§ Challenge:
Gather up the lines with the word "Europe" in them.

Records from a data collection

= = = = = = =

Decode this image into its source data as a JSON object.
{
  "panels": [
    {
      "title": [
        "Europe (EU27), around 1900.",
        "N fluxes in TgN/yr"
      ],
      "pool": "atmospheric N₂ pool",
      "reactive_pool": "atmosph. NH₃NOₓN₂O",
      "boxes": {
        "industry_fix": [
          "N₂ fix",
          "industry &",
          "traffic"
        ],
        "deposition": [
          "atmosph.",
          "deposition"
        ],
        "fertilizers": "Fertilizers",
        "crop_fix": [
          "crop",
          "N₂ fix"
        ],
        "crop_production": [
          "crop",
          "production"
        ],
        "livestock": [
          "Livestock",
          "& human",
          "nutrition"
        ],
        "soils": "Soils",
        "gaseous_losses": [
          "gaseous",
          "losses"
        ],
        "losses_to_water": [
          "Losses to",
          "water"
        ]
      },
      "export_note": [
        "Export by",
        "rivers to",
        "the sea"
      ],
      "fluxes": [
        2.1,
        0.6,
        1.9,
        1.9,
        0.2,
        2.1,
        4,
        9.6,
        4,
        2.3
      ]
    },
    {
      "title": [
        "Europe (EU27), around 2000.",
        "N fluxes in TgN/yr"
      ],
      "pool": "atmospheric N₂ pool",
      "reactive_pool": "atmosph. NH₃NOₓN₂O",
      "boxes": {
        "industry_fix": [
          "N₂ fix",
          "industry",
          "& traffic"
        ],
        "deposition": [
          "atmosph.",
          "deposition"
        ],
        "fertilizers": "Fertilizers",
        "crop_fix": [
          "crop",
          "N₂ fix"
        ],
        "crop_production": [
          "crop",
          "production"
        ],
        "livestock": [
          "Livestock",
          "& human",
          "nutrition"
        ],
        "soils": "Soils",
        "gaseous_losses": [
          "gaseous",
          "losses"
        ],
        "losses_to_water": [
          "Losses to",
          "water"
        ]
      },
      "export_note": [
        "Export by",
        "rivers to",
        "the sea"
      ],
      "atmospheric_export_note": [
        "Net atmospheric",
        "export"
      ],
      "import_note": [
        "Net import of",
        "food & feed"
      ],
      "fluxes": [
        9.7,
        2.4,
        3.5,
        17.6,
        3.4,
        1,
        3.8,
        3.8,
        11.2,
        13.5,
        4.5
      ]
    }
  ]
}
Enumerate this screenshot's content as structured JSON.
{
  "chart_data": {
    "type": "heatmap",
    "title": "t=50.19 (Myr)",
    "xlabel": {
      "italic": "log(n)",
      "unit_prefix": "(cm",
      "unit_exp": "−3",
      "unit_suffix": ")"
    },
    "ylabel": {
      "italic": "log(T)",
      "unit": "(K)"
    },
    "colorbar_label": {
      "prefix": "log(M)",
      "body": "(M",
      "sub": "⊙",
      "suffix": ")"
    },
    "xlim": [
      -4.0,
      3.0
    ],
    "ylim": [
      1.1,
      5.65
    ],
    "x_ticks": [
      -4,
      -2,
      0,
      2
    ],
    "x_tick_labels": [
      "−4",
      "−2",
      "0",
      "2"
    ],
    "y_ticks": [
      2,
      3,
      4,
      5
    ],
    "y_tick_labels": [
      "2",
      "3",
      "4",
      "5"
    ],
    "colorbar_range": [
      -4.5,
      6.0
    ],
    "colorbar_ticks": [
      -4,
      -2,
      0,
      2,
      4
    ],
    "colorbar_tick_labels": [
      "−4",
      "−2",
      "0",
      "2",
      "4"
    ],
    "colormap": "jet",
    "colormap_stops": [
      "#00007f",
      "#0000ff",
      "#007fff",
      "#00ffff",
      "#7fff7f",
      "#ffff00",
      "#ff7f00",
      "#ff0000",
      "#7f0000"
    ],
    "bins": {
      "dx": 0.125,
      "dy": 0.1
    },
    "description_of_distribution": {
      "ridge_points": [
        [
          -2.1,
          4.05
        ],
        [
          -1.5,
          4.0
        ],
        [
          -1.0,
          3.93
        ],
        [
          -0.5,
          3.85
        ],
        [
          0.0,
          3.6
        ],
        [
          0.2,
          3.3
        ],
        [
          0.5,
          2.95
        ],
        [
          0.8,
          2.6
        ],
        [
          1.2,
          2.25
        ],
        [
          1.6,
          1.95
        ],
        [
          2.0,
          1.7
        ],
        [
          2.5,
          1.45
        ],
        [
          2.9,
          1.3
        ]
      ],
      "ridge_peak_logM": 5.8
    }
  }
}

= = = = = = =

§ Solution to the exercise:
        "Europe (EU27), around 1900.",
        "Europe (EU27), around 2000.",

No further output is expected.